* **DATA EXTRACT**:
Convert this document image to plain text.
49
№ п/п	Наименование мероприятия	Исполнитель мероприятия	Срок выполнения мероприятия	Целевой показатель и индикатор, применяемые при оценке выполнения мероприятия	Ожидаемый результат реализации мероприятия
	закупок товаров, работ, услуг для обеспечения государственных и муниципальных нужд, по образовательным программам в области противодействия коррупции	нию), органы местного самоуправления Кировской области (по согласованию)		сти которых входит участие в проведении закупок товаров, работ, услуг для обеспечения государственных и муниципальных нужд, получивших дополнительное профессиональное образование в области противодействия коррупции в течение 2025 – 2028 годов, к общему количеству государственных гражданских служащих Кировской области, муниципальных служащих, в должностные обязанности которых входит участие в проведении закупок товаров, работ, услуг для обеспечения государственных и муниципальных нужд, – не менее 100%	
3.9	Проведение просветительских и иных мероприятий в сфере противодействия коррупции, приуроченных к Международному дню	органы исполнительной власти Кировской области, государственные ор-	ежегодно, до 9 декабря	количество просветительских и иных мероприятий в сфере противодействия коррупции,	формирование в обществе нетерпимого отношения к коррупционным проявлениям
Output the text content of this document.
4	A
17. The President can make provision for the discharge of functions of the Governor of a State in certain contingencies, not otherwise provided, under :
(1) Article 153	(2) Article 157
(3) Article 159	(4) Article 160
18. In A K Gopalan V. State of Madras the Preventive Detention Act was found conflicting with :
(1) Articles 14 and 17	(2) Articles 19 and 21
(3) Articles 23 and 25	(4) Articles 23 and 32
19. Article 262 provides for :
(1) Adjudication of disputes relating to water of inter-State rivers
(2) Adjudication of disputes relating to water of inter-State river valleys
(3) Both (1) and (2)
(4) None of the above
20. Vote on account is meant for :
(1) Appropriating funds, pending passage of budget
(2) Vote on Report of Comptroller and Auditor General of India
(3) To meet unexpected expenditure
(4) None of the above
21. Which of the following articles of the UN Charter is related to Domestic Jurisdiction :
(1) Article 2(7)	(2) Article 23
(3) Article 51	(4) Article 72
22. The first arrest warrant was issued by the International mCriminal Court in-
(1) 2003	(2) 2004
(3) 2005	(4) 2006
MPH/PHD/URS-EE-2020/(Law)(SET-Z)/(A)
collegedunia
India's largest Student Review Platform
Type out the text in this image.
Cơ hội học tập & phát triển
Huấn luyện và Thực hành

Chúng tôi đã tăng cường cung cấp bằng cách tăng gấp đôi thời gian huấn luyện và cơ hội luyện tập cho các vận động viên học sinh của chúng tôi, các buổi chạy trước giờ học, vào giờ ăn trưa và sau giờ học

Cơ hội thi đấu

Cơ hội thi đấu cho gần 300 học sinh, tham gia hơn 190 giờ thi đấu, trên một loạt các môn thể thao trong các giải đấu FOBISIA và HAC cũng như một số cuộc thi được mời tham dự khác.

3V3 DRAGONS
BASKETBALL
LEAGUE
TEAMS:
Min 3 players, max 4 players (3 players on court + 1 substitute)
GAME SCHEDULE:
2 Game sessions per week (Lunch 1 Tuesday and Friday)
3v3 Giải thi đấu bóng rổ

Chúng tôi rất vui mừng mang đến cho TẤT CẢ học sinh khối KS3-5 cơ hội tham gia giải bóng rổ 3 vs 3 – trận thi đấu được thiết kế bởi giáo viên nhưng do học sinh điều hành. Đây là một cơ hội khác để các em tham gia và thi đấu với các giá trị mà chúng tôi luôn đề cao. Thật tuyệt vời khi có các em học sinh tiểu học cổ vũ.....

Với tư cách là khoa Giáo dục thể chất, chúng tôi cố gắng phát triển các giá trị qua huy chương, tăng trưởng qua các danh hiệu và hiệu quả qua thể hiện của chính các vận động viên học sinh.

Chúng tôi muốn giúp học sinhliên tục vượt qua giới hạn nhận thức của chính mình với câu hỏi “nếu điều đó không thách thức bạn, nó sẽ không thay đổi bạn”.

* **EXERCISE GOAL**: Return every entry verbatim.

* **OUTPUT FOR THIS TASK**:
Convert this document image to plain text.
49
№ п/п	Наименование мероприятия	Исполнитель мероприятия	Срок выполнения мероприятия	Целевой показатель и индикатор, применяемые при оценке выполнения мероприятия	Ожидаемый результат реализации мероприятия
	закупок товаров, работ, услуг для обеспечения государственных и муниципальных нужд, по образовательным программам в области противодействия коррупции	нию), органы местного самоуправления Кировской области (по согласованию)		сти которых входит участие в проведении закупок товаров, работ, услуг для обеспечения государственных и муниципальных нужд, получивших дополнительное профессиональное образование в области противодействия коррупции в течение 2025 – 2028 годов, к общему количеству государственных гражданских служащих Кировской области, муниципальных служащих, в должностные обязанности которых входит участие в проведении закупок товаров, работ, услуг для обеспечения государственных и муниципальных нужд, – не менее 100%	
3.9	Проведение просветительских и иных мероприятий в сфере противодействия коррупции, приуроченных к Международному дню	органы исполнительной власти Кировской области, государственные ор-	ежегодно, до 9 декабря	количество просветительских и иных мероприятий в сфере противодействия коррупции,	формирование в обществе нетерпимого отношения к коррупционным проявлениям
Output the text content of this document.
4	A
17. The President can make provision for the discharge of functions of the Governor of a State in certain contingencies, not otherwise provided, under :
(1) Article 153	(2) Article 157
(3) Article 159	(4) Article 160
18. In A K Gopalan V. State of Madras the Preventive Detention Act was found conflicting with :
(1) Articles 14 and 17	(2) Articles 19 and 21
(3) Articles 23 and 25	(4) Articles 23 and 32
19. Article 262 provides for :
(1) Adjudication of disputes relating to water of inter-State rivers
(2) Adjudication of disputes relating to water of inter-State river valleys
(3) Both (1) and (2)
(4) None of the above
20. Vote on account is meant for :
(1) Appropriating funds, pending passage of budget
(2) Vote on Report of Comptroller and Auditor General of India
(3) To meet unexpected expenditure
(4) None of the above
21. Which of the following articles of the UN Charter is related to Domestic Jurisdiction :
(1) Article 2(7)	(2) Article 23
(3) Article 51	(4) Article 72
22. The first arrest warrant was issued by the International mCriminal Court in-
(1) 2003	(2) 2004
(3) 2005	(4) 2006
MPH/PHD/URS-EE-2020/(Law)(SET-Z)/(A)
collegedunia
India's largest Student Review Platform
Type out the text in this image.
Cơ hội học tập & phát triển
Huấn luyện và Thực hành

Chúng tôi đã tăng cường cung cấp bằng cách tăng gấp đôi thời gian huấn luyện và cơ hội luyện tập cho các vận động viên học sinh của chúng tôi, các buổi chạy trước giờ học, vào giờ ăn trưa và sau giờ học

Cơ hội thi đấu

Cơ hội thi đấu cho gần 300 học sinh, tham gia hơn 190 giờ thi đấu, trên một loạt các môn thể thao trong các giải đấu FOBISIA và HAC cũng như một số cuộc thi được mời tham dự khác.

3V3 DRAGONS
BASKETBALL
LEAGUE
TEAMS:
Min 3 players, max 4 players (3 players on court + 1 substitute)
GAME SCHEDULE:
2 Game sessions per week (Lunch 1 Tuesday and Friday)
3v3 Giải thi đấu bóng rổ

Chúng tôi rất vui mừng mang đến cho TẤT CẢ học sinh khối KS3-5 cơ hội tham gia giải bóng rổ 3 vs 3 – trận thi đấu được thiết kế bởi giáo viên nhưng do học sinh điều hành. Đây là một cơ hội khác để các em tham gia và thi đấu với các giá trị mà chúng tôi luôn đề cao. Thật tuyệt vời khi có các em học sinh tiểu học cổ vũ.....

Với tư cách là khoa Giáo dục thể chất, chúng tôi cố gắng phát triển các giá trị qua huy chương, tăng trưởng qua các danh hiệu và hiệu quả qua thể hiện của chính các vận động viên học sinh.

Chúng tôi muốn giúp học sinhliên tục vượt qua giới hạn nhận thức của chính mình với câu hỏi “nếu điều đó không thách thức bạn, nó sẽ không thay đổi bạn”.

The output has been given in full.